───── Passage to read

> > Each job starting on a machine will contribute 1 to the adjustment which > will decay over time to 0, in your case in 7:30 minutes. The 38.23 is the > sum of all these adjustments of all jobs starting in the last 7:30 while > each job will have it's own individual contribution to this sum. If no job > started in the last 7:30 on a machine it should read 0.50 * 0.000000. This > value is then divided by 56 before being added to 0.965536. >
I actually realized the 38.23 while I was writing this email and noticed the decay time and started to read about it - still what made me send the question was the fact I don't see where the load_formula kicks into play here - the minus num_procs seems to be completely ignored here so I'm probably missing something - what is it? > > load_formula is load_avg-num_proc and load_adjustments are 0.5: > What was the reason to implement it this way? Having a full loaded machine > and subtracting num_proc would read zero - which doesn't reflect the actual > use of the machine. > no one remembers.. talked with the people who configured it - they have absolutely no idea :) "probably copy pasted from somewhere online" <-- real quote. > - A job_load_adjustments does handle the fact that a job isn't using the > granted resources instantly, what is not happening in your case. > I would also assumes it's good for "starting engines" - since the load_avg is the 5 minutes load submitting a huge array after some idle time will make all jobs see almost zero load on the machine.. I wouldn't mind bombing the machine because we only have 1 slot per core so not really worried about killing the cpu but I can see the logic in it even in cases of always intensive jobs. > - alarm_threshold in the queue definition takes care in case you want to > oversubscribe a machine by intention as your parallel job doesn't scale > well > we basically have 2 kinds of queue - a workhorse queue "all.q" which has 1 slot per core and an interactive queue which also has 1 slot per core but gets a better priority. we set the load_thresholds to 1.3 to allow 30% oversubscription to ensure interactive jobs can always run.. we never ever put our nodes in alarm mode, we use zabbix to monitor machine's health and we automatically take it out of the cluster (by disabling all of it's queues) in cases of "mess" (disk failures, out of space, mounting issues, stuff like that)..

──────────

- **Exercise tasks**
- 1) In the load adjustment thread, what value are the load_thresholds set to so that interactive jobs can always run?
- 2) According to the load adjustment thread, why are job load adjustments useful when a huge array is submitted after a machine has been idle? Answer in one to three sentences.

───── Given data

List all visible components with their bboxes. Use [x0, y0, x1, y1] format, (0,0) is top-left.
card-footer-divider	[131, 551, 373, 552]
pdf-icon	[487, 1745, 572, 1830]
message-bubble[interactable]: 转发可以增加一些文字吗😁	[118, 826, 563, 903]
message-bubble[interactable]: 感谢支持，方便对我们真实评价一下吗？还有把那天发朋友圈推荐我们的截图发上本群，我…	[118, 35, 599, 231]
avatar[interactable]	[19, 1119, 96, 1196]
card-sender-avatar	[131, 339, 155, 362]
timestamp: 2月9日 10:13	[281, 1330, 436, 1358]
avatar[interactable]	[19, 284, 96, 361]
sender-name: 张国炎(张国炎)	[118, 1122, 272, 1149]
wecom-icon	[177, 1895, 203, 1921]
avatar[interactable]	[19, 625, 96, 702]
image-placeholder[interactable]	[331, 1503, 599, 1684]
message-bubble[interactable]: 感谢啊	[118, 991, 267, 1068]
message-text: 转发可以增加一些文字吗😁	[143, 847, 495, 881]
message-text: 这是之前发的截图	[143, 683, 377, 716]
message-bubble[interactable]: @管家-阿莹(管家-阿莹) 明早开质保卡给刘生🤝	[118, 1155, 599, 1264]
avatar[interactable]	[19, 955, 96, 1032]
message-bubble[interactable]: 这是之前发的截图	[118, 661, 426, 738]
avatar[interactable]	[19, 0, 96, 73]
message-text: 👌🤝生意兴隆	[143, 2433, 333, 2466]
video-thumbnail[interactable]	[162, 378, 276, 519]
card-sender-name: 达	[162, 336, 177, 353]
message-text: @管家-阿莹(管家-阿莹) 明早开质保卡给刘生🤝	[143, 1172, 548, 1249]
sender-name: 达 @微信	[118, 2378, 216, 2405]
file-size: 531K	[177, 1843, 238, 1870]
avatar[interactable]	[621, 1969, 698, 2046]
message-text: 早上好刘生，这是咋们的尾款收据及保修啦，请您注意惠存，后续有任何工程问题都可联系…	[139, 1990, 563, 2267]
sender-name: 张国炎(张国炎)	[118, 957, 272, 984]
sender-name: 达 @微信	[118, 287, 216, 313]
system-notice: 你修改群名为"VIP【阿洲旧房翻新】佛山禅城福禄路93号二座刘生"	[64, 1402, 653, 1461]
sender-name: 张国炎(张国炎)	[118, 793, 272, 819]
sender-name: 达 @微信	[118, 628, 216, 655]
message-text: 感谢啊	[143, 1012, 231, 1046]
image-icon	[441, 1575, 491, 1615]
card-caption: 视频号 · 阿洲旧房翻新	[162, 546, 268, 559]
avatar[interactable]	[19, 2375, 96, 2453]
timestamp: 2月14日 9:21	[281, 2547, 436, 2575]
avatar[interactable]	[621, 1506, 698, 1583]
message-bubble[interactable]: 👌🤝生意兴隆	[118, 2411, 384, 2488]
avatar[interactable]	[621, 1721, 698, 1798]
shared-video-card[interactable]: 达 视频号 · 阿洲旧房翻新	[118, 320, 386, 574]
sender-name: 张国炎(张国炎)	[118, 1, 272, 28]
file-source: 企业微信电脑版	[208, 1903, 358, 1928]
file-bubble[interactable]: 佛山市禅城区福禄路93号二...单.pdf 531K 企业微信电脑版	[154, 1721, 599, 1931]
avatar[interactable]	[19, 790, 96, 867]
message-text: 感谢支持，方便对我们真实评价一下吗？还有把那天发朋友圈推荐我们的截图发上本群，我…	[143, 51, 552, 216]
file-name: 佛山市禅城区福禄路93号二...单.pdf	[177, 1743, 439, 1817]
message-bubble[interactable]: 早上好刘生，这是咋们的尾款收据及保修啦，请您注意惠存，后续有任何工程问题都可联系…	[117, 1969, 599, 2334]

──────────

- **Answer set**
- 1) 1.3, which allows 30% oversubscription.

- 2) The load_avg is the 5-minute load, so after idle time it still reads near zero when many jobs start at once. Without the adjustments, all the jobs in a large array would see almost zero load on the machine.